◆ WHAT YOU NEED TO DO
Which lines of the records contain "семьи"? Collect every one of them.

◆ INFORMATION SUPPLIED

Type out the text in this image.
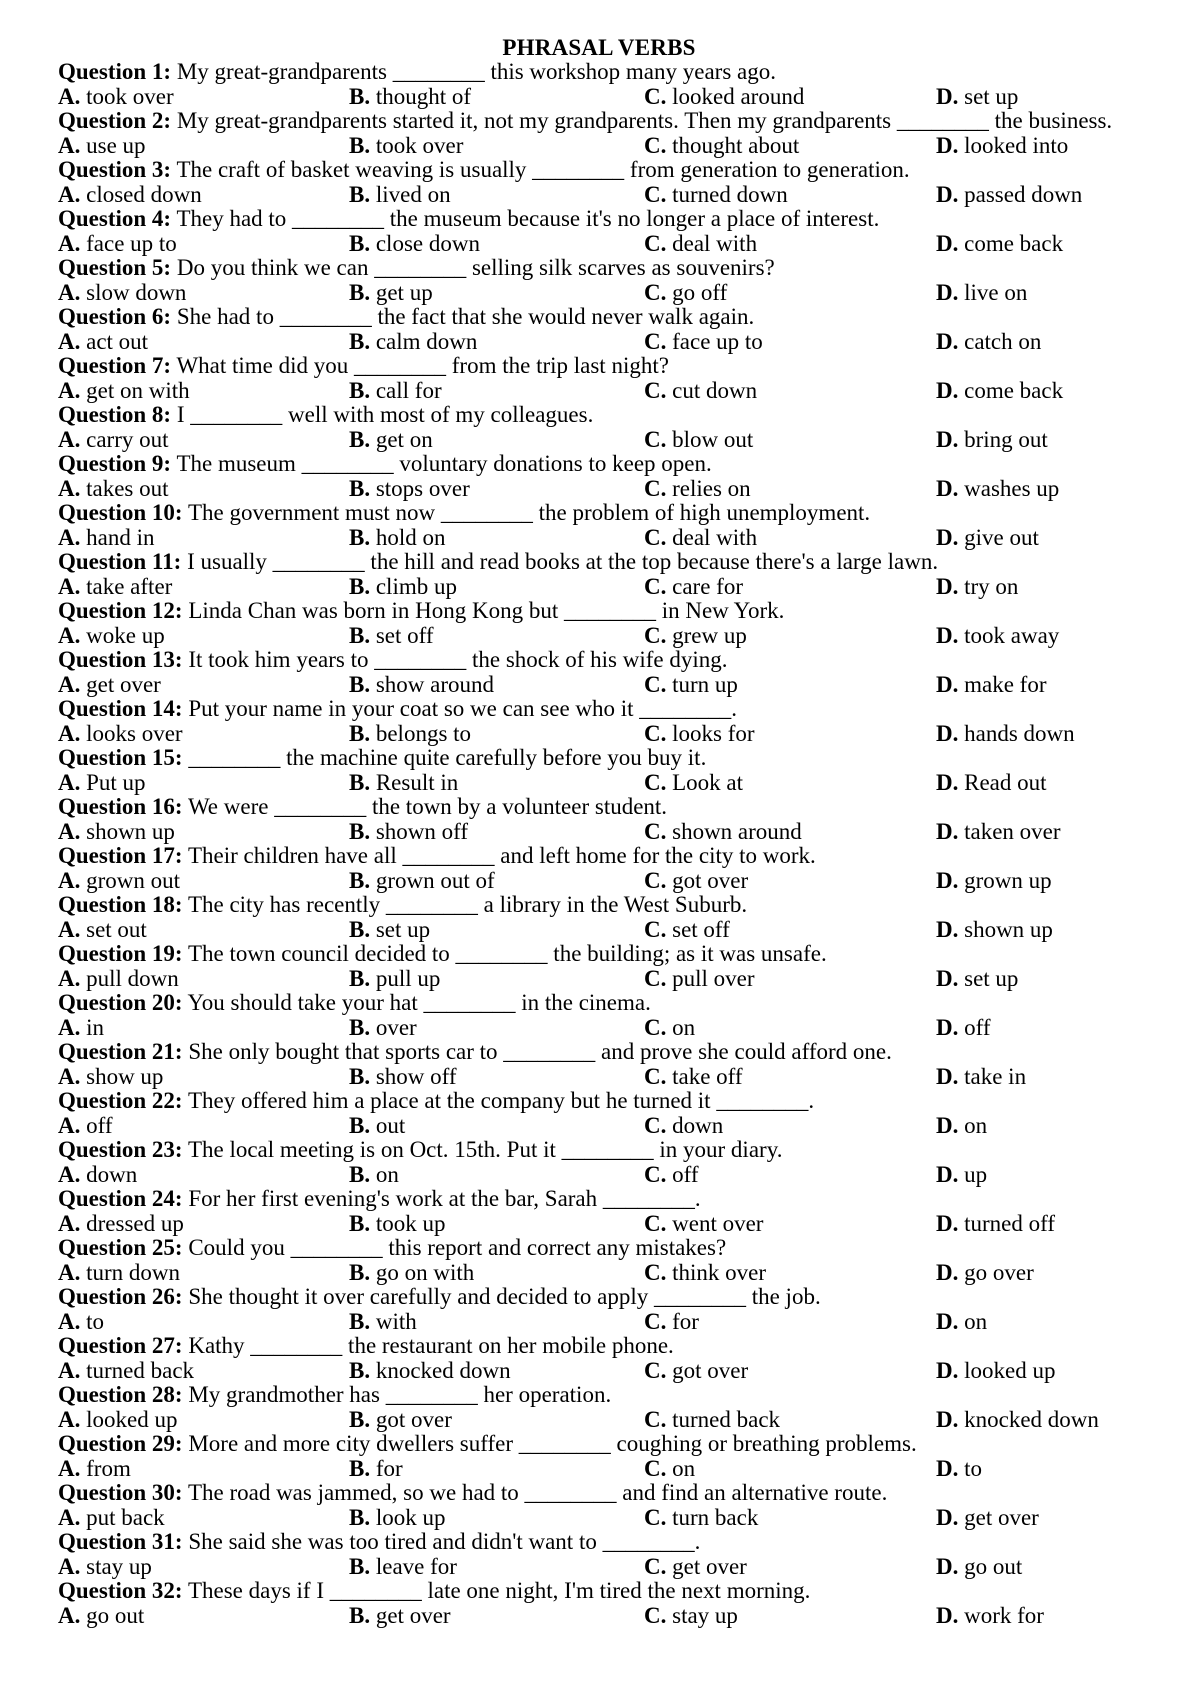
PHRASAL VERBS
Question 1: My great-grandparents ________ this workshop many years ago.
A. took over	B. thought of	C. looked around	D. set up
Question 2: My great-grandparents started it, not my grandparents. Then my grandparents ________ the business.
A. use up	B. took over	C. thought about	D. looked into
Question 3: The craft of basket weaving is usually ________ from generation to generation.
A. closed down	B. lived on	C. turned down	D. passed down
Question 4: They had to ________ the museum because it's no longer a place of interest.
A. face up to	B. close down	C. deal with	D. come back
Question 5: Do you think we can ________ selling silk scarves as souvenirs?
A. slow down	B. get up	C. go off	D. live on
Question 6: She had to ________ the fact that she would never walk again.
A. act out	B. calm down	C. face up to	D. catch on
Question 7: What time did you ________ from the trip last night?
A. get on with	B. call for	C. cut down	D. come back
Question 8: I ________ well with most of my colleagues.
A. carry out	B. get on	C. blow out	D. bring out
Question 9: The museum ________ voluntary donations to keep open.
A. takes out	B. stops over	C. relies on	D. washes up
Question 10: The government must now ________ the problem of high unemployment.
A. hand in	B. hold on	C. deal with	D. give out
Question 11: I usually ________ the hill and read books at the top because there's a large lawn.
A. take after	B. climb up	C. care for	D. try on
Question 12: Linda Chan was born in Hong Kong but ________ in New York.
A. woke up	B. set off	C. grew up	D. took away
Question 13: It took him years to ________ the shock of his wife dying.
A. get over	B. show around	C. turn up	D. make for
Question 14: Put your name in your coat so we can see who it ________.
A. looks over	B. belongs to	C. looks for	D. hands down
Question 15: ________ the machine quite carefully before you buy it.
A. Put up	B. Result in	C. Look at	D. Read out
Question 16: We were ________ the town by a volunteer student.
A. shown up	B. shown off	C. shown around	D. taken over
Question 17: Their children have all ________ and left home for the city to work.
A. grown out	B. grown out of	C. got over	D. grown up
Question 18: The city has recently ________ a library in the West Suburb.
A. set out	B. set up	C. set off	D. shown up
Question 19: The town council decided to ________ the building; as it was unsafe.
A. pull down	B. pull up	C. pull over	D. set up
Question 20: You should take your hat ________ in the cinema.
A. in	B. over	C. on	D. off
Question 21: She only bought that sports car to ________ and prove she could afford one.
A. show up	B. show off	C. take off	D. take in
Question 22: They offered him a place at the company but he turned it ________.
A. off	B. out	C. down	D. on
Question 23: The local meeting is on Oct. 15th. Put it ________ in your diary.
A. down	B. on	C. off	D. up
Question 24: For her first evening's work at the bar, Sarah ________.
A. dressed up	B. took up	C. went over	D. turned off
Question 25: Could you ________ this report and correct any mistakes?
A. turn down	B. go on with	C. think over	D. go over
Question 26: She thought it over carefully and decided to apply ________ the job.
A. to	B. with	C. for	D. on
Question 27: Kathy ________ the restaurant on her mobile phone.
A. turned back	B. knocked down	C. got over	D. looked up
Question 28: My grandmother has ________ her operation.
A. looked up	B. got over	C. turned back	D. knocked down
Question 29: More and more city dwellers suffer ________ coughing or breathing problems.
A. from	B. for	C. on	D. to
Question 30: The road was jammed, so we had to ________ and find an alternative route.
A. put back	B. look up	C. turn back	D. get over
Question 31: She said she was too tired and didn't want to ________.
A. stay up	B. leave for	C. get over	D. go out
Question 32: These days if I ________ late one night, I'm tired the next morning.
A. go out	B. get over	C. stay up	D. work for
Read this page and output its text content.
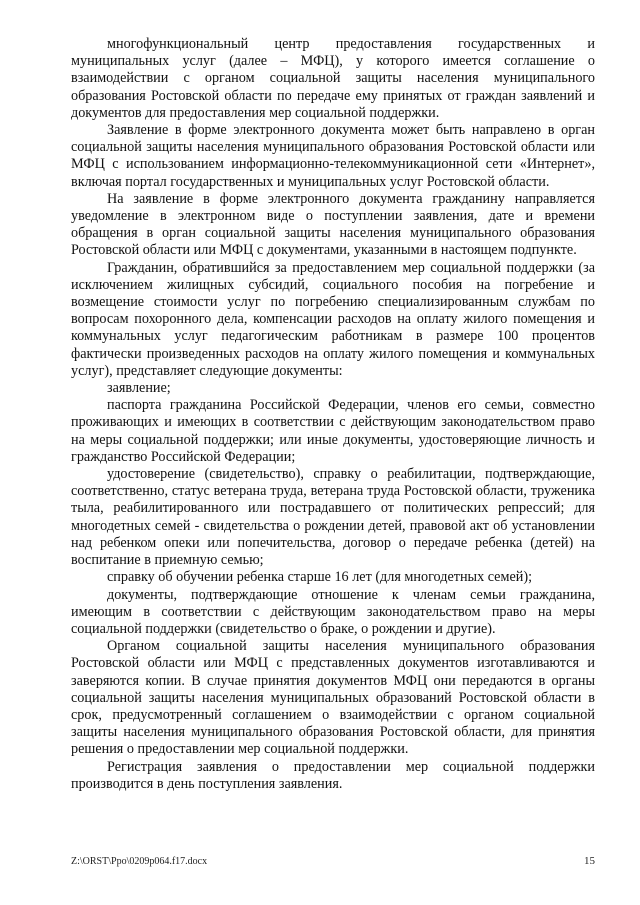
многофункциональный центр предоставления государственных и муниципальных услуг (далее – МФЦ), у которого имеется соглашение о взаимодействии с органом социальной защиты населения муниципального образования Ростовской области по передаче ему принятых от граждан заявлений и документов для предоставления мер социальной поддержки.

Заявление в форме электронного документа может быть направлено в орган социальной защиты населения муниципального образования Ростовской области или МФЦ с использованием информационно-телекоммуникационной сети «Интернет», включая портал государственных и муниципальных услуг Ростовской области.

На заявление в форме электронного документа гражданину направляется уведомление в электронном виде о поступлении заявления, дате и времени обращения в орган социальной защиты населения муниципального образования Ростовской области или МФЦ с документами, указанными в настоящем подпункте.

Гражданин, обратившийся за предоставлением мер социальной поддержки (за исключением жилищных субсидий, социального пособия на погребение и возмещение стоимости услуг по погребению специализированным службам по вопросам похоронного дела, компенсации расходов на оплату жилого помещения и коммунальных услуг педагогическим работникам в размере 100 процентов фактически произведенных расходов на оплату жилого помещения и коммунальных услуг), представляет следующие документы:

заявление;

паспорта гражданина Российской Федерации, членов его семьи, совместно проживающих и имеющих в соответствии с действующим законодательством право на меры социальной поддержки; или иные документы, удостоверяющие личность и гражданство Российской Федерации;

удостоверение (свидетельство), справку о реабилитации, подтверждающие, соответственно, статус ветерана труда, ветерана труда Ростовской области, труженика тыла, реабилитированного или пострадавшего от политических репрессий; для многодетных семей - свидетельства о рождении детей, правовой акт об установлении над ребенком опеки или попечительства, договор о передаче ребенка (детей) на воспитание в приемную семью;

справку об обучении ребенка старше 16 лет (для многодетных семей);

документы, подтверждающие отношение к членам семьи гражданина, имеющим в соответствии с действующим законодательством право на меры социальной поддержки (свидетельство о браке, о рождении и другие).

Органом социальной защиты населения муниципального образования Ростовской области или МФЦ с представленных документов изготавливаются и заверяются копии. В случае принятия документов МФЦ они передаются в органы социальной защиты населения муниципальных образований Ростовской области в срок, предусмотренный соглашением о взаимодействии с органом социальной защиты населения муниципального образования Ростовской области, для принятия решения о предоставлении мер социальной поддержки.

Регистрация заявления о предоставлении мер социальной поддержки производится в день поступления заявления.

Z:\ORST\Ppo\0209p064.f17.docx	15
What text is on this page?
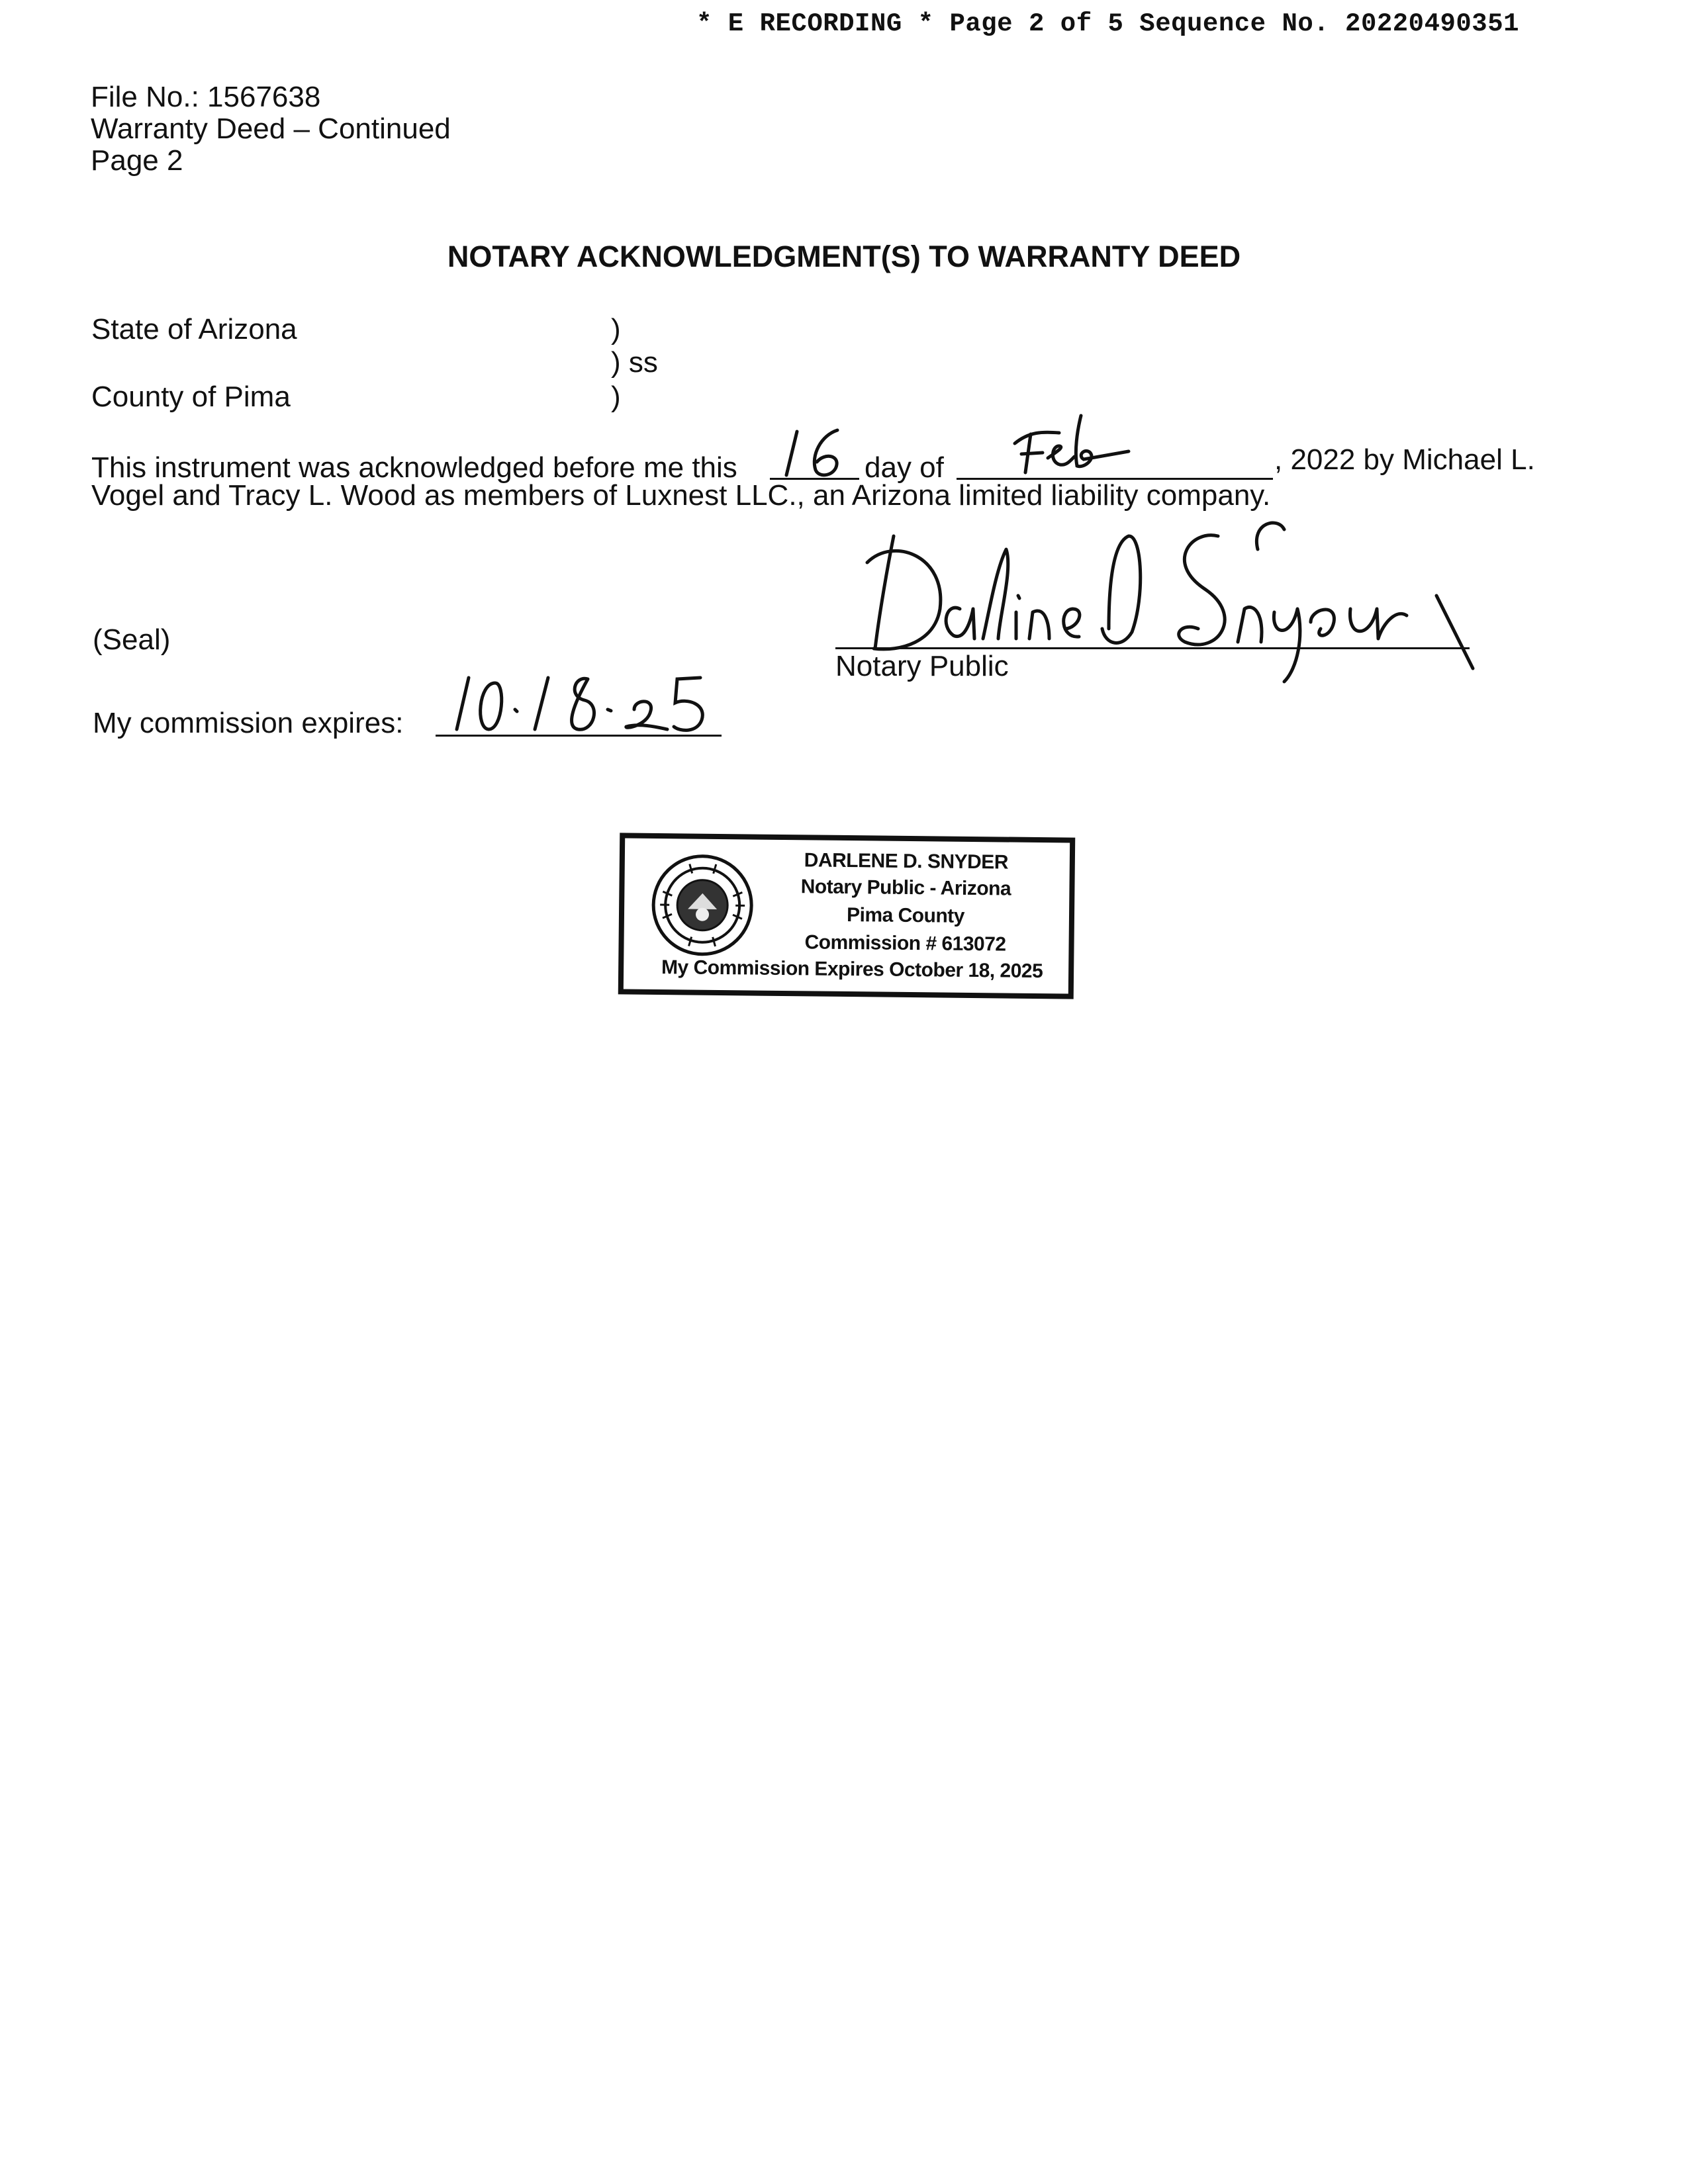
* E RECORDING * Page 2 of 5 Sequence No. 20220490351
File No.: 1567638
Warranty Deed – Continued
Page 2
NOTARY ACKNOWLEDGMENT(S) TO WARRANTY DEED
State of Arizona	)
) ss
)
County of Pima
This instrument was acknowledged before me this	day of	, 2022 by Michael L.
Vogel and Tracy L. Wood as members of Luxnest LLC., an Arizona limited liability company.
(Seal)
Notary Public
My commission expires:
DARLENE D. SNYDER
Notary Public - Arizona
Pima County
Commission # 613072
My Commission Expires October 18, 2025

◆ OUTPUT FOR THIS TASK
паспорта гражданина Российской Федерации, членов его семьи, совместно проживающих и имеющих в соответствии с действующим законодательством право на меры социальной поддержки; или иные документы, удостоверяющие личность и гражданство Российской Федерации;
документы, подтверждающие отношение к членам семьи гражданина, имеющим в соответствии с действующим законодательством право на меры социальной поддержки (свидетельство о браке, о рождении и другие).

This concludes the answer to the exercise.